WHAT TO PRODUCE – Word for word, transcribe every line from the one holding "Output the text content of this document." through the end of the records, but not the pictures.

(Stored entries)
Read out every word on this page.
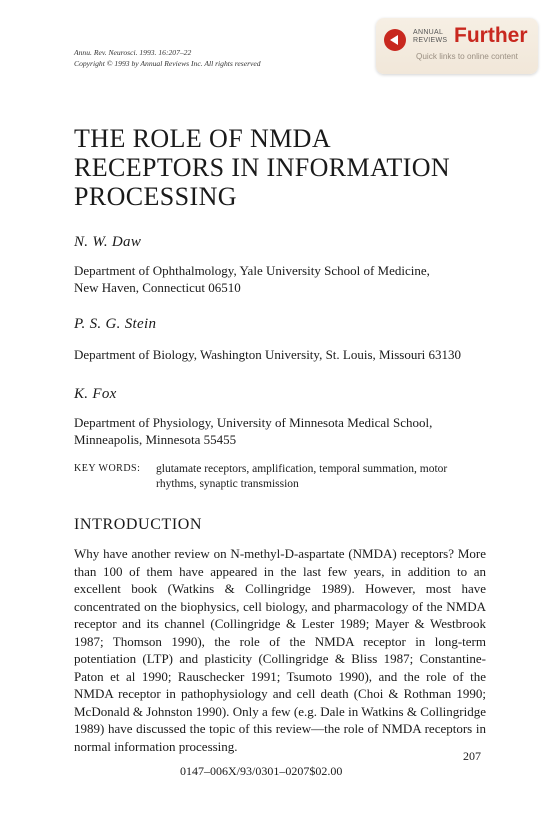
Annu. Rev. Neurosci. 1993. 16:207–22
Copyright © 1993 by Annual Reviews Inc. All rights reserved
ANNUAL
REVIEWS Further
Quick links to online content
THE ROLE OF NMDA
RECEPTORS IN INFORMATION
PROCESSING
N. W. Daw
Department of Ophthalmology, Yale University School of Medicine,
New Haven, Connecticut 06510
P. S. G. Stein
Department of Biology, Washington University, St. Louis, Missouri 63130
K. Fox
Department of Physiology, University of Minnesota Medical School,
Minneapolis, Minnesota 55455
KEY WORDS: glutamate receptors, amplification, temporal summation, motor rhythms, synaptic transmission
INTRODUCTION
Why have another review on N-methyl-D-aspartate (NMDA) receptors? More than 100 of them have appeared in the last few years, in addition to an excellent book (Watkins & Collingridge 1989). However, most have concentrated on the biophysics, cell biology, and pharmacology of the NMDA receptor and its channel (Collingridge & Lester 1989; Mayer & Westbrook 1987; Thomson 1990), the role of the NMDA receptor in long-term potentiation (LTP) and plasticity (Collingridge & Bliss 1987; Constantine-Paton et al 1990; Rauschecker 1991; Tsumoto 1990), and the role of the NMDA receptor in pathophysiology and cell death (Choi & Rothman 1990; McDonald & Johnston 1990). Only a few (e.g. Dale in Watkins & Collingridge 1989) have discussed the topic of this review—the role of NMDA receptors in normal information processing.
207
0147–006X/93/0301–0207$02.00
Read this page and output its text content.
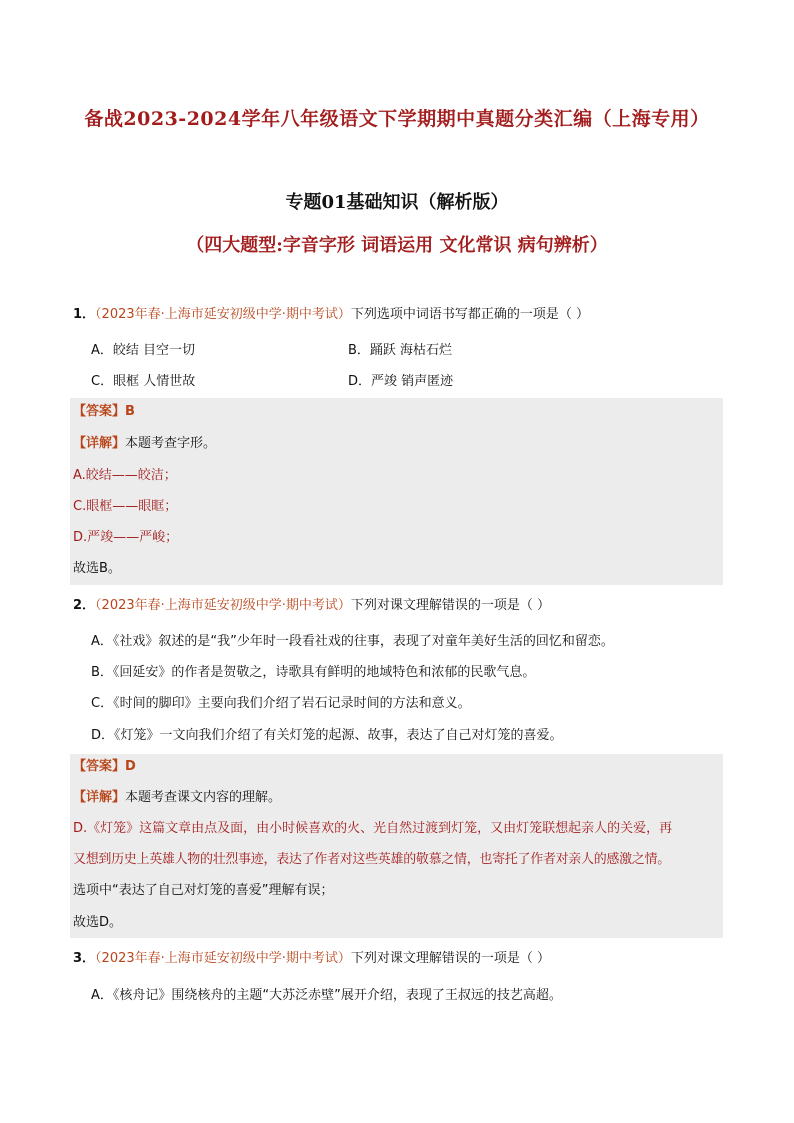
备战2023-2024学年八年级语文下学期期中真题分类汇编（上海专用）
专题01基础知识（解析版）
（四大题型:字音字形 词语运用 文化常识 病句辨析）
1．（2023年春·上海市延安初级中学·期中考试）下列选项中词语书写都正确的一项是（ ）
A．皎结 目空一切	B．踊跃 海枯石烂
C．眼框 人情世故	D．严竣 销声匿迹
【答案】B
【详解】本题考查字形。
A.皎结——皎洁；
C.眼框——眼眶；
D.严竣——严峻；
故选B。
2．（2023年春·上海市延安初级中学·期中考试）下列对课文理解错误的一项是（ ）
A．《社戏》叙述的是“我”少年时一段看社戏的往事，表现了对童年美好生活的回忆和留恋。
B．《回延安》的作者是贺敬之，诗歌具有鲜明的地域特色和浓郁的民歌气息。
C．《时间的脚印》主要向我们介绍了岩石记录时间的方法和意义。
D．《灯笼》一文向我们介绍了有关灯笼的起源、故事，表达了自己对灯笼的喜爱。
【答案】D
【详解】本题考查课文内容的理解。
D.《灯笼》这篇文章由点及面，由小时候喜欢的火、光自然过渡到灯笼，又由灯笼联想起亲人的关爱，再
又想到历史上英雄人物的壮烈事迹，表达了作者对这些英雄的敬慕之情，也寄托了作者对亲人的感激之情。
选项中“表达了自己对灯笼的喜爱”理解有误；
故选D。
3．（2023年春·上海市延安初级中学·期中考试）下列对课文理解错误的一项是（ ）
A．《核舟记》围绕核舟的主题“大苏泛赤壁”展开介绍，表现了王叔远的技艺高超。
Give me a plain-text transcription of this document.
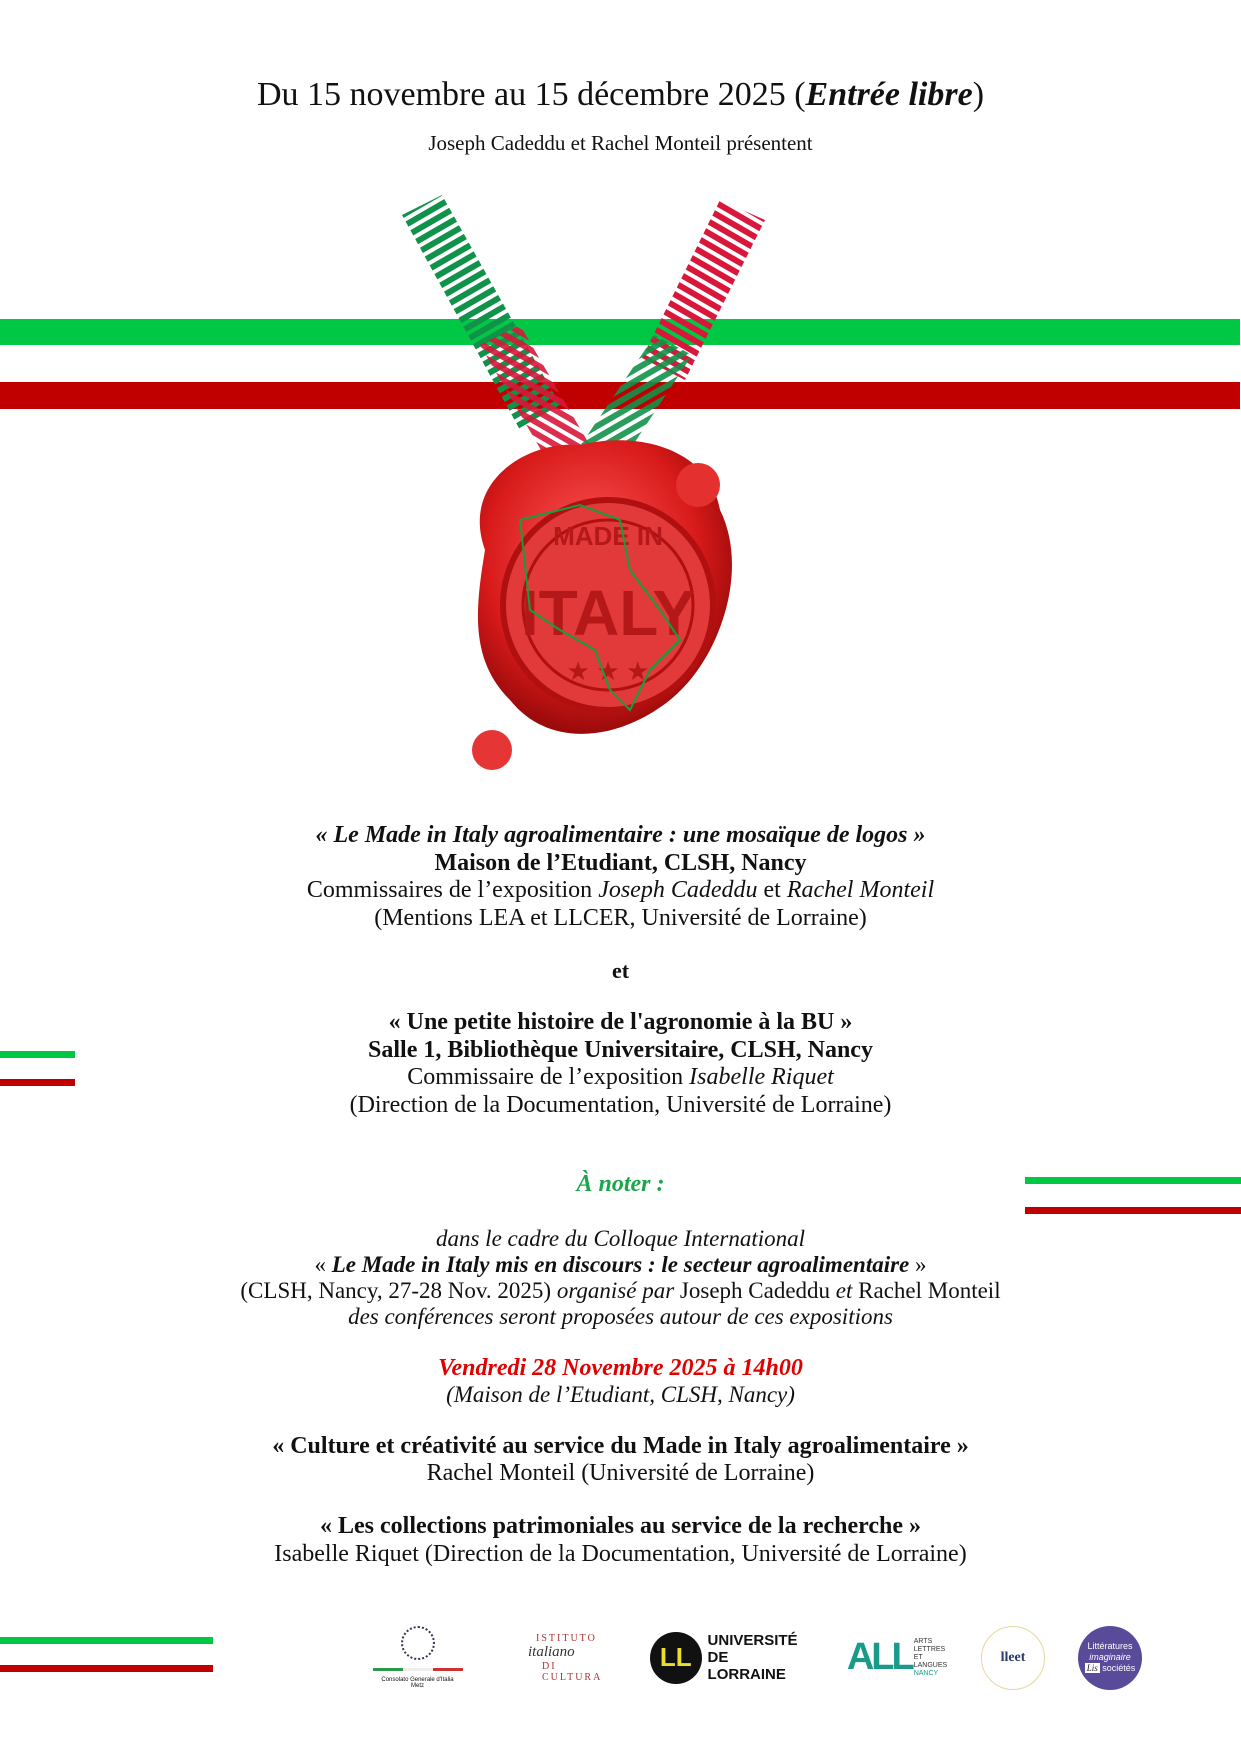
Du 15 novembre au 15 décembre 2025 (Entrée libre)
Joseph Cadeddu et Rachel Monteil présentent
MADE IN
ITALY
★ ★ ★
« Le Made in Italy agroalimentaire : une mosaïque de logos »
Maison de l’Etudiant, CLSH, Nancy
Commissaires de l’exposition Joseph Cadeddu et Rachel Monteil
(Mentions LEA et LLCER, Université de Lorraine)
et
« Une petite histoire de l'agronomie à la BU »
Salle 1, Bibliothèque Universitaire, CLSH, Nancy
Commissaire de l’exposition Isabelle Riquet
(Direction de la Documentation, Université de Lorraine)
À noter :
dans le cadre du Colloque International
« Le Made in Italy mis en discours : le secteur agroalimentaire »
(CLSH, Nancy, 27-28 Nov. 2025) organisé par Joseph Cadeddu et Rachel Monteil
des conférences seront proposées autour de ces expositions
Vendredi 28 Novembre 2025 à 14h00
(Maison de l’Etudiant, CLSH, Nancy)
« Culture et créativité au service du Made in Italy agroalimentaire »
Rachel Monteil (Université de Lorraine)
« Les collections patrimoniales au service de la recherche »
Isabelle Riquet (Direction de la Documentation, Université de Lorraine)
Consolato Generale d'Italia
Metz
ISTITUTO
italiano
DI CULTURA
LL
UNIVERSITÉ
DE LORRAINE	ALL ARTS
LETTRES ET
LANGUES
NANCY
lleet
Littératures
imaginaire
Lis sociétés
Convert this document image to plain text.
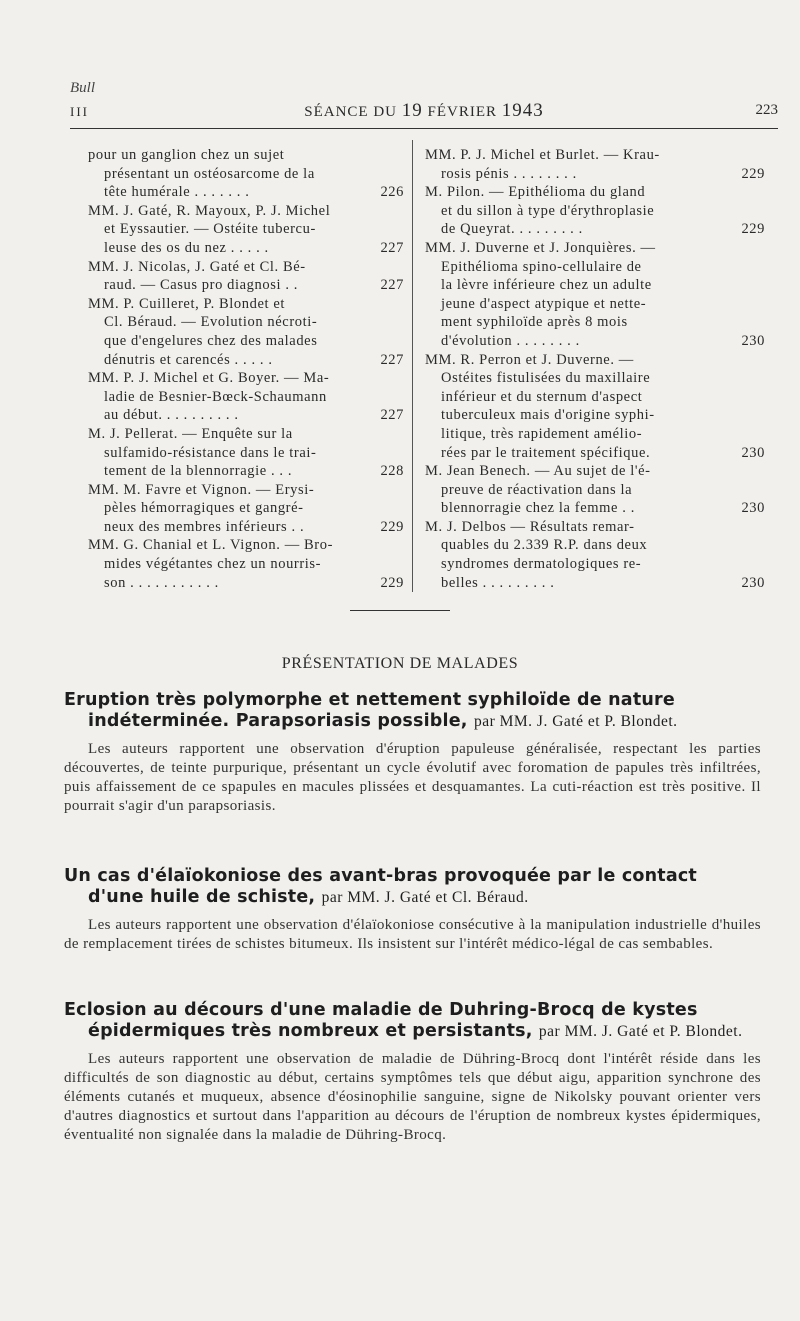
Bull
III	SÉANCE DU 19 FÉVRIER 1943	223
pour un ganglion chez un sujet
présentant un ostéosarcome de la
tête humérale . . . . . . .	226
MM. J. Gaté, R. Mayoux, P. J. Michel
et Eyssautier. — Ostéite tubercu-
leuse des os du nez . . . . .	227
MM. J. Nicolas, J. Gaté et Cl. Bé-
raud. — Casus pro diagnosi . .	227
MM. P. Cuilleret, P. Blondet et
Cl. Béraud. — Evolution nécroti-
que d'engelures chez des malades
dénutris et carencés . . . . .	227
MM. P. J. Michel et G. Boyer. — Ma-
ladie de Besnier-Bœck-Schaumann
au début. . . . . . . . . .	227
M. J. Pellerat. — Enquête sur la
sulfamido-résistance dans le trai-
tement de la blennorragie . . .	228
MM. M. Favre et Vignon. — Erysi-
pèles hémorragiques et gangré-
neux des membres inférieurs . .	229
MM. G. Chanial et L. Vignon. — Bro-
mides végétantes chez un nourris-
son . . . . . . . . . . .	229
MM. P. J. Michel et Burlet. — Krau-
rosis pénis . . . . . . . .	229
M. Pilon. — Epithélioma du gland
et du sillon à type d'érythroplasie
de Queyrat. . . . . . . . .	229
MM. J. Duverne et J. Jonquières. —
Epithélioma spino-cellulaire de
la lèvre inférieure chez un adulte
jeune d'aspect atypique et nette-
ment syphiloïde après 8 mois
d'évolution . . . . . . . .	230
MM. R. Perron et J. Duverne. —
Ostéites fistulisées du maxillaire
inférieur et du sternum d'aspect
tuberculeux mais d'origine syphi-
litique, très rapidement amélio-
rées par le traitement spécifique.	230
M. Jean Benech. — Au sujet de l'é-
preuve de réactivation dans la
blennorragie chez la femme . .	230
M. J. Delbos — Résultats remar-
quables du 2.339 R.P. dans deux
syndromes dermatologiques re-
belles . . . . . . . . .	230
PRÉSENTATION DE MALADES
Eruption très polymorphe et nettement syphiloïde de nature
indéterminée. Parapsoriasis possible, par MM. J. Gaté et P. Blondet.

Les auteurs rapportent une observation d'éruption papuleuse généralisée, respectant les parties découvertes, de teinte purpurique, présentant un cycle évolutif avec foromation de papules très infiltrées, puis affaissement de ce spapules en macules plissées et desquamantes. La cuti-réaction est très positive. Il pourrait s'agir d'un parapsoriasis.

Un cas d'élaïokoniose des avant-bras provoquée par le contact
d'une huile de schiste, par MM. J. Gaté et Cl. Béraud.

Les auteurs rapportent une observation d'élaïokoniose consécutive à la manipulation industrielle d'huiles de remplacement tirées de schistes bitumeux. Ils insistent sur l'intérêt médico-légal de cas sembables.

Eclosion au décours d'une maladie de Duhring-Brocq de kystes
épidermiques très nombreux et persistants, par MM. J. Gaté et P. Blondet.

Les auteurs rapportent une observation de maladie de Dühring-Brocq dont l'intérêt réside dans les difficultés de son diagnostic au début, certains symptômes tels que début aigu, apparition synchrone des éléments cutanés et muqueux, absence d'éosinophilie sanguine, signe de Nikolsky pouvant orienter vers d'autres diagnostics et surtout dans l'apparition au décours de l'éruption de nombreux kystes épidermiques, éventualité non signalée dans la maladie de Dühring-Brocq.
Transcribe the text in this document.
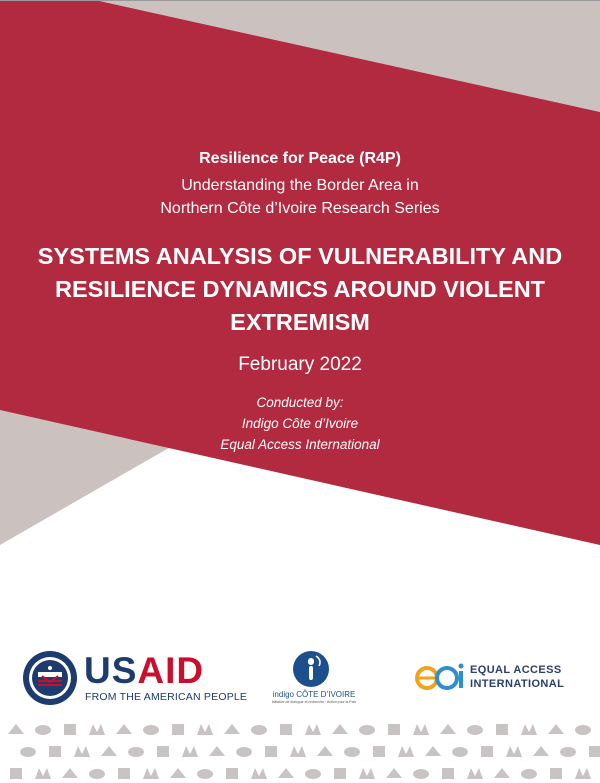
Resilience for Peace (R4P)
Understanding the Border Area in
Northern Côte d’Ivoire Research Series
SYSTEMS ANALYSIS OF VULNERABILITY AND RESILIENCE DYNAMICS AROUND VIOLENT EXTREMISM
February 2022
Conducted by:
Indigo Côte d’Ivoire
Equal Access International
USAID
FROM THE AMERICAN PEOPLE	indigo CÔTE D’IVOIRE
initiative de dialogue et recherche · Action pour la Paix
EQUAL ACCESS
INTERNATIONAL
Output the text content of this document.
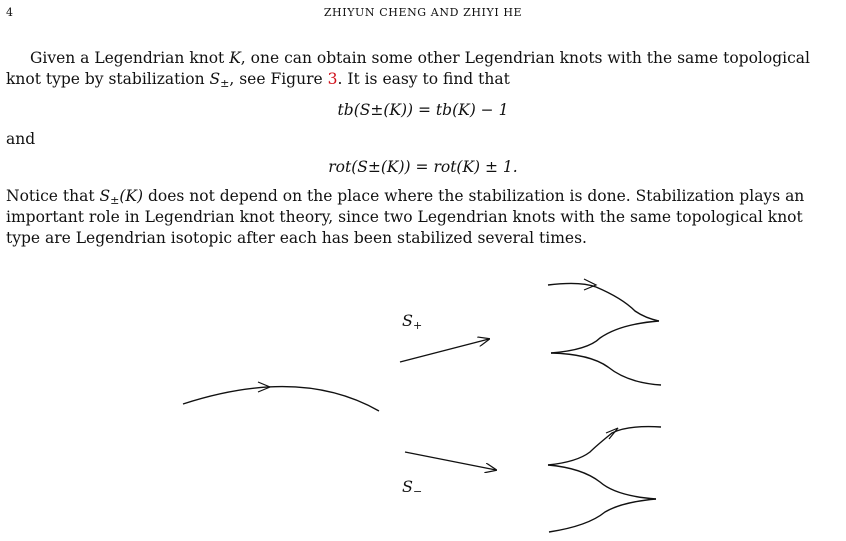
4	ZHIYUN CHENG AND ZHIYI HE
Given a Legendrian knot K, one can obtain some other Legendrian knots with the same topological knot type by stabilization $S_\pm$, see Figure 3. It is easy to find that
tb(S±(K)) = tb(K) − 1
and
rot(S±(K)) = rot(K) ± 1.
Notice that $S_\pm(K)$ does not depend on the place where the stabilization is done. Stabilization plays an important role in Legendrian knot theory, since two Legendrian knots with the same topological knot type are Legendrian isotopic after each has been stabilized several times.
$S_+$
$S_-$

WRITTEN RESPONSE –
Output the text content of this document.
4	ZHIYUN CHENG AND ZHIYI HE
Given a Legendrian knot K, one can obtain some other Legendrian knots with the same topological knot type by stabilization $S_\pm$, see Figure 3. It is easy to find that
tb(S±(K)) = tb(K) − 1
and
rot(S±(K)) = rot(K) ± 1.
Notice that $S_\pm(K)$ does not depend on the place where the stabilization is done. Stabilization plays an important role in Legendrian knot theory, since two Legendrian knots with the same topological knot type are Legendrian isotopic after each has been stabilized several times.
$S_+$
$S_-$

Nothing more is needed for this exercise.